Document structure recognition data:
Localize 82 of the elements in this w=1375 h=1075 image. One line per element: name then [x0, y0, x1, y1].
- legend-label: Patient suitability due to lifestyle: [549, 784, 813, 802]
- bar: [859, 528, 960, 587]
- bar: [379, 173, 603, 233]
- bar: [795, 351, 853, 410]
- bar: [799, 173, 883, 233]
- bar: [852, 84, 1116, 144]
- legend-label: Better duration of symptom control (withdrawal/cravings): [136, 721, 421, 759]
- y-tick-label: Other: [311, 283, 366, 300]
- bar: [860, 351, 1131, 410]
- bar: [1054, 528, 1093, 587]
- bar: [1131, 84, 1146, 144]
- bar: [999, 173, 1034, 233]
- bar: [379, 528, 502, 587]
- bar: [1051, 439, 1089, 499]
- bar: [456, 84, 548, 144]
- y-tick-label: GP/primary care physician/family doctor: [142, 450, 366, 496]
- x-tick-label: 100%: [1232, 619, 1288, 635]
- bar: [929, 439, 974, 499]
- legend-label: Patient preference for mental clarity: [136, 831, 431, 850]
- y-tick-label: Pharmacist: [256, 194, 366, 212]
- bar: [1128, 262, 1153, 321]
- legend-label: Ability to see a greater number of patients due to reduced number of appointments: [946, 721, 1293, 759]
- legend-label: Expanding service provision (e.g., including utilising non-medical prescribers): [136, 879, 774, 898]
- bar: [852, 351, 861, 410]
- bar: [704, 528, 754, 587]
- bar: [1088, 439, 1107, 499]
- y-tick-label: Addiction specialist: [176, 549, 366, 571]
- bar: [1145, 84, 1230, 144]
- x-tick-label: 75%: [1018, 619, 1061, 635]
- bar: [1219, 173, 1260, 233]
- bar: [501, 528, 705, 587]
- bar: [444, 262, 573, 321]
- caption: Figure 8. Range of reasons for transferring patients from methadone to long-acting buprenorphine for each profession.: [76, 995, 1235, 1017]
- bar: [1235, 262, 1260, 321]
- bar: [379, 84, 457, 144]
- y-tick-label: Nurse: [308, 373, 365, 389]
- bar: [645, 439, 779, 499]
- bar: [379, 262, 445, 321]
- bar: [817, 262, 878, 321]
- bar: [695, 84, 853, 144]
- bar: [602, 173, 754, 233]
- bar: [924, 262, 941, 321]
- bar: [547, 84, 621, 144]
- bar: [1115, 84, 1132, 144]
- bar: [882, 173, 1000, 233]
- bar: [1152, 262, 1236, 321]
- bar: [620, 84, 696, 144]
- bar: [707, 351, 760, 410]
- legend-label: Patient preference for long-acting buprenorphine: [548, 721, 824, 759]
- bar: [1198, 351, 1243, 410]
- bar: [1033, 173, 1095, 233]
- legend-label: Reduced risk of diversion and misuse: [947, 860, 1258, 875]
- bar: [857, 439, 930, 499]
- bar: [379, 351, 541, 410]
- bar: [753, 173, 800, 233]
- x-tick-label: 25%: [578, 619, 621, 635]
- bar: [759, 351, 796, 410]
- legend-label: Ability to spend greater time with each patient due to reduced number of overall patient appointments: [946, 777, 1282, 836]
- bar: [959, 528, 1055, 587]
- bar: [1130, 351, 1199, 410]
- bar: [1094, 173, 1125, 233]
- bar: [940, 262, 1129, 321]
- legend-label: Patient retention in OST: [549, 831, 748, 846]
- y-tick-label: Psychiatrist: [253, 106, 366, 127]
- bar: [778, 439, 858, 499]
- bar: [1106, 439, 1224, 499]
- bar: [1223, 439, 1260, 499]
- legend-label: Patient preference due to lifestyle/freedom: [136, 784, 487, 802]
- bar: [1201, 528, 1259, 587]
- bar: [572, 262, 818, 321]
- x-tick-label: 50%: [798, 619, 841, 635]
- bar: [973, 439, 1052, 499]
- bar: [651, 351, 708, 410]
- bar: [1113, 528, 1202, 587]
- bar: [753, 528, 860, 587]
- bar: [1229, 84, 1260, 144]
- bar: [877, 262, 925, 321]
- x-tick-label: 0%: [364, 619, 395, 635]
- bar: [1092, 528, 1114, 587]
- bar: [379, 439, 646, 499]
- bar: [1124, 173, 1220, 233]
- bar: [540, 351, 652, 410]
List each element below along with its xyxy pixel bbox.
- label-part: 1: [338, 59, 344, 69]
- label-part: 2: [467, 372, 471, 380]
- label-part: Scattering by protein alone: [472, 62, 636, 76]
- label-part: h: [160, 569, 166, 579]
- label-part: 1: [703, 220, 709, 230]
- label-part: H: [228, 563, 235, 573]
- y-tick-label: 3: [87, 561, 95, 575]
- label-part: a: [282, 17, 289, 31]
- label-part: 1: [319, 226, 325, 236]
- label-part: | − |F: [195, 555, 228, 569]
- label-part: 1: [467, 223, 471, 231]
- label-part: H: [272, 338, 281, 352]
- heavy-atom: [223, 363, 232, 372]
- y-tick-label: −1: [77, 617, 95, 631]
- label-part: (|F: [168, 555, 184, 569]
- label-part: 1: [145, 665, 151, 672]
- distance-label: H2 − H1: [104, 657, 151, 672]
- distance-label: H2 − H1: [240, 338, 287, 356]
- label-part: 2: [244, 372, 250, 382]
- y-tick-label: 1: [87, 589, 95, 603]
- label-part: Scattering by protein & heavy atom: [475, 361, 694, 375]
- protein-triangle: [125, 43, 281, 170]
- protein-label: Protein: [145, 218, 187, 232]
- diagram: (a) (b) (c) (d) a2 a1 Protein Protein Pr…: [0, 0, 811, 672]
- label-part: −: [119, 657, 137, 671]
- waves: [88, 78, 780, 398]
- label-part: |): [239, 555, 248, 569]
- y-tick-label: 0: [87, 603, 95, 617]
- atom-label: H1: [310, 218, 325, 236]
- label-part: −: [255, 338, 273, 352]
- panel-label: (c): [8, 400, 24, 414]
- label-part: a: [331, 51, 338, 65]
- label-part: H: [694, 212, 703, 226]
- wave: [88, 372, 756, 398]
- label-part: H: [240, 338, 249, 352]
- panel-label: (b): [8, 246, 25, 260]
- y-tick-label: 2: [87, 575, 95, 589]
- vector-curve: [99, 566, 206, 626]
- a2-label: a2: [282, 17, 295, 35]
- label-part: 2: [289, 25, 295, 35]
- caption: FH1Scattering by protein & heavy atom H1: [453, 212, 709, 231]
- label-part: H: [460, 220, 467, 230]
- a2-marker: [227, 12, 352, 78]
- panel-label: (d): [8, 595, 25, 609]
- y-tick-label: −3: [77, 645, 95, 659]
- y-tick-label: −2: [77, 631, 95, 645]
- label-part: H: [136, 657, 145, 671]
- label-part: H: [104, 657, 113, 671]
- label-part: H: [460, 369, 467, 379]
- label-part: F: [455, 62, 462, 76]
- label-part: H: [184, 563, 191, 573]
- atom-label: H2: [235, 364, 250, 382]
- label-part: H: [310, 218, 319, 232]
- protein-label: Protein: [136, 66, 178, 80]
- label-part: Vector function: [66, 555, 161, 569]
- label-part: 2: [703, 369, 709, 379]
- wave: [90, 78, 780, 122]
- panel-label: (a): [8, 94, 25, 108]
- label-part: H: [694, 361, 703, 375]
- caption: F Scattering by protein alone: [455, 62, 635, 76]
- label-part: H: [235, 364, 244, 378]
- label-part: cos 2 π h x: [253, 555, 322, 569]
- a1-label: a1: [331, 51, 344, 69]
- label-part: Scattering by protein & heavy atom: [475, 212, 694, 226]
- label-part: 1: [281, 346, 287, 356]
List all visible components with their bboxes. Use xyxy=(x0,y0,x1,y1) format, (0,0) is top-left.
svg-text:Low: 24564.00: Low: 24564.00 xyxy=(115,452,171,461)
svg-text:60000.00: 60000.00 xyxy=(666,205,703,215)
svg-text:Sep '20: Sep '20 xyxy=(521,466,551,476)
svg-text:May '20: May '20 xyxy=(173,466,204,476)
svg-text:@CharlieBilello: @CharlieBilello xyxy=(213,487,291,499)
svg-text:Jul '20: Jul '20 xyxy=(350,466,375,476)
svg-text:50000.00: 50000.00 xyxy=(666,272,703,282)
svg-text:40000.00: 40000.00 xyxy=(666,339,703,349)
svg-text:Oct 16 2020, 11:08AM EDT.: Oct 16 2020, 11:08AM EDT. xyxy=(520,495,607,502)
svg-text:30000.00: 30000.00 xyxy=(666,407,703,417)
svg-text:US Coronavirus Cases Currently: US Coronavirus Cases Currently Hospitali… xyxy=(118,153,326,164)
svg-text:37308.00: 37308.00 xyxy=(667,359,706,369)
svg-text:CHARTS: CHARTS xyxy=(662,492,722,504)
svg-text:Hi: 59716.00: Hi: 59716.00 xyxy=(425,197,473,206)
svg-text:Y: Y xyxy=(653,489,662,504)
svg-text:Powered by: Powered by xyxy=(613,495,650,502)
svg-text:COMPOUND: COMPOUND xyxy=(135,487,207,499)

→ WORK TASK
From the data, pick out every line that includes "panel".

→ TASK SOLUTION
- panel-label: (c): [8, 400, 24, 414]
- panel-label: (b): [8, 246, 25, 260]
- panel-label: (d): [8, 595, 25, 609]
- panel-label: (a): [8, 94, 25, 108]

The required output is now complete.